▶ INSTRUCTION:
Repeat, exactly and completely, the entries shown underneath.

[Collected data]
-- START --
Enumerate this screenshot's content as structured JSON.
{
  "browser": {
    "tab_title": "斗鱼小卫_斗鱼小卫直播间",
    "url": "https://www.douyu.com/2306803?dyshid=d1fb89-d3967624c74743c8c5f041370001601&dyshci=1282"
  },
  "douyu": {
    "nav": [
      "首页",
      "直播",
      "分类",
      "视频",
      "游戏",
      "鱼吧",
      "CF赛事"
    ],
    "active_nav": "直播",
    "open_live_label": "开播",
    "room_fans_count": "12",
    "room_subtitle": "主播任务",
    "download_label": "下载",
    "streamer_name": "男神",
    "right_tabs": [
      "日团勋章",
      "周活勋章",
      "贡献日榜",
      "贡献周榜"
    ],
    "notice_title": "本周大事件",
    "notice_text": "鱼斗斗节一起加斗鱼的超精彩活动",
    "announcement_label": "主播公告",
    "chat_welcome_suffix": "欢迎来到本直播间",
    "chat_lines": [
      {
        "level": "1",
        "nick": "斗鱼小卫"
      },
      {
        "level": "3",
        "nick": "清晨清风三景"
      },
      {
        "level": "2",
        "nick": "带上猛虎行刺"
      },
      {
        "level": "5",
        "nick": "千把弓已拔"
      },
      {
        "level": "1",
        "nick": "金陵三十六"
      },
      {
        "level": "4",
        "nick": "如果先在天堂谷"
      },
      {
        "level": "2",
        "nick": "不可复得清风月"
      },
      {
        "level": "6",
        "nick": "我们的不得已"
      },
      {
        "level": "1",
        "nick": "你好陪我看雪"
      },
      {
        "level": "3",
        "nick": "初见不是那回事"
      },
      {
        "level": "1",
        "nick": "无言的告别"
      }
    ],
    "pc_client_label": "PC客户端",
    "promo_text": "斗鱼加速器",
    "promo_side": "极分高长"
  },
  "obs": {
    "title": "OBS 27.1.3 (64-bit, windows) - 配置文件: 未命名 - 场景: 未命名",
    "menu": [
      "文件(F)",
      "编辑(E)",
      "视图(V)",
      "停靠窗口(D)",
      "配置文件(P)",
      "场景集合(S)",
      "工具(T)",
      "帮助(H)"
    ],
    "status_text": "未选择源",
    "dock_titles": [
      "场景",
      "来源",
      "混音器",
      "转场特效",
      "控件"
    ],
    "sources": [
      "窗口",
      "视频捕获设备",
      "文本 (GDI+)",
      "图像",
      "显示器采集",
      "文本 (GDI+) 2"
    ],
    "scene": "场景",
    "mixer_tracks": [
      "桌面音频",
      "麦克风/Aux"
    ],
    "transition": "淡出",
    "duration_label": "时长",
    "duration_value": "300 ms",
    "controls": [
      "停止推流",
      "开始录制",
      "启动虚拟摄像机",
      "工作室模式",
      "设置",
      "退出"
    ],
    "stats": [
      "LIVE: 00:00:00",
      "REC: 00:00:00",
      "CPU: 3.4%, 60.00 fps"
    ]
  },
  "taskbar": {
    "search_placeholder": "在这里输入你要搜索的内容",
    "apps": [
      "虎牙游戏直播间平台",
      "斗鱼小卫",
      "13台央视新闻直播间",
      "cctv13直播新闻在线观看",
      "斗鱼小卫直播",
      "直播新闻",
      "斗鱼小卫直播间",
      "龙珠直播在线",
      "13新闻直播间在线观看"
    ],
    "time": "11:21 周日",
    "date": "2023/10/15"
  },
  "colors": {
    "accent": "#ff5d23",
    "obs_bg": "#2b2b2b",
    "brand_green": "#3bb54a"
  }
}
-- END --
▶ THE REPLY:
Enumerate this screenshot's content as structured JSON.
{
  "browser": {
    "tab_title": "斗鱼小卫_斗鱼小卫直播间",
    "url": "https://www.douyu.com/2306803?dyshid=d1fb89-d3967624c74743c8c5f041370001601&dyshci=1282"
  },
  "douyu": {
    "nav": [
      "首页",
      "直播",
      "分类",
      "视频",
      "游戏",
      "鱼吧",
      "CF赛事"
    ],
    "active_nav": "直播",
    "open_live_label": "开播",
    "room_fans_count": "12",
    "room_subtitle": "主播任务",
    "download_label": "下载",
    "streamer_name": "男神",
    "right_tabs": [
      "日团勋章",
      "周活勋章",
      "贡献日榜",
      "贡献周榜"
    ],
    "notice_title": "本周大事件",
    "notice_text": "鱼斗斗节一起加斗鱼的超精彩活动",
    "announcement_label": "主播公告",
    "chat_welcome_suffix": "欢迎来到本直播间",
    "chat_lines": [
      {
        "level": "1",
        "nick": "斗鱼小卫"
      },
      {
        "level": "3",
        "nick": "清晨清风三景"
      },
      {
        "level": "2",
        "nick": "带上猛虎行刺"
      },
      {
        "level": "5",
        "nick": "千把弓已拔"
      },
      {
        "level": "1",
        "nick": "金陵三十六"
      },
      {
        "level": "4",
        "nick": "如果先在天堂谷"
      },
      {
        "level": "2",
        "nick": "不可复得清风月"
      },
      {
        "level": "6",
        "nick": "我们的不得已"
      },
      {
        "level": "1",
        "nick": "你好陪我看雪"
      },
      {
        "level": "3",
        "nick": "初见不是那回事"
      },
      {
        "level": "1",
        "nick": "无言的告别"
      }
    ],
    "pc_client_label": "PC客户端",
    "promo_text": "斗鱼加速器",
    "promo_side": "极分高长"
  },
  "obs": {
    "title": "OBS 27.1.3 (64-bit, windows) - 配置文件: 未命名 - 场景: 未命名",
    "menu": [
      "文件(F)",
      "编辑(E)",
      "视图(V)",
      "停靠窗口(D)",
      "配置文件(P)",
      "场景集合(S)",
      "工具(T)",
      "帮助(H)"
    ],
    "status_text": "未选择源",
    "dock_titles": [
      "场景",
      "来源",
      "混音器",
      "转场特效",
      "控件"
    ],
    "sources": [
      "窗口",
      "视频捕获设备",
      "文本 (GDI+)",
      "图像",
      "显示器采集",
      "文本 (GDI+) 2"
    ],
    "scene": "场景",
    "mixer_tracks": [
      "桌面音频",
      "麦克风/Aux"
    ],
    "transition": "淡出",
    "duration_label": "时长",
    "duration_value": "300 ms",
    "controls": [
      "停止推流",
      "开始录制",
      "启动虚拟摄像机",
      "工作室模式",
      "设置",
      "退出"
    ],
    "stats": [
      "LIVE: 00:00:00",
      "REC: 00:00:00",
      "CPU: 3.4%, 60.00 fps"
    ]
  },
  "taskbar": {
    "search_placeholder": "在这里输入你要搜索的内容",
    "apps": [
      "虎牙游戏直播间平台",
      "斗鱼小卫",
      "13台央视新闻直播间",
      "cctv13直播新闻在线观看",
      "斗鱼小卫直播",
      "直播新闻",
      "斗鱼小卫直播间",
      "龙珠直播在线",
      "13新闻直播间在线观看"
    ],
    "time": "11:21 周日",
    "date": "2023/10/15"
  },
  "colors": {
    "accent": "#ff5d23",
    "obs_bg": "#2b2b2b",
    "brand_green": "#3bb54a"
  }
}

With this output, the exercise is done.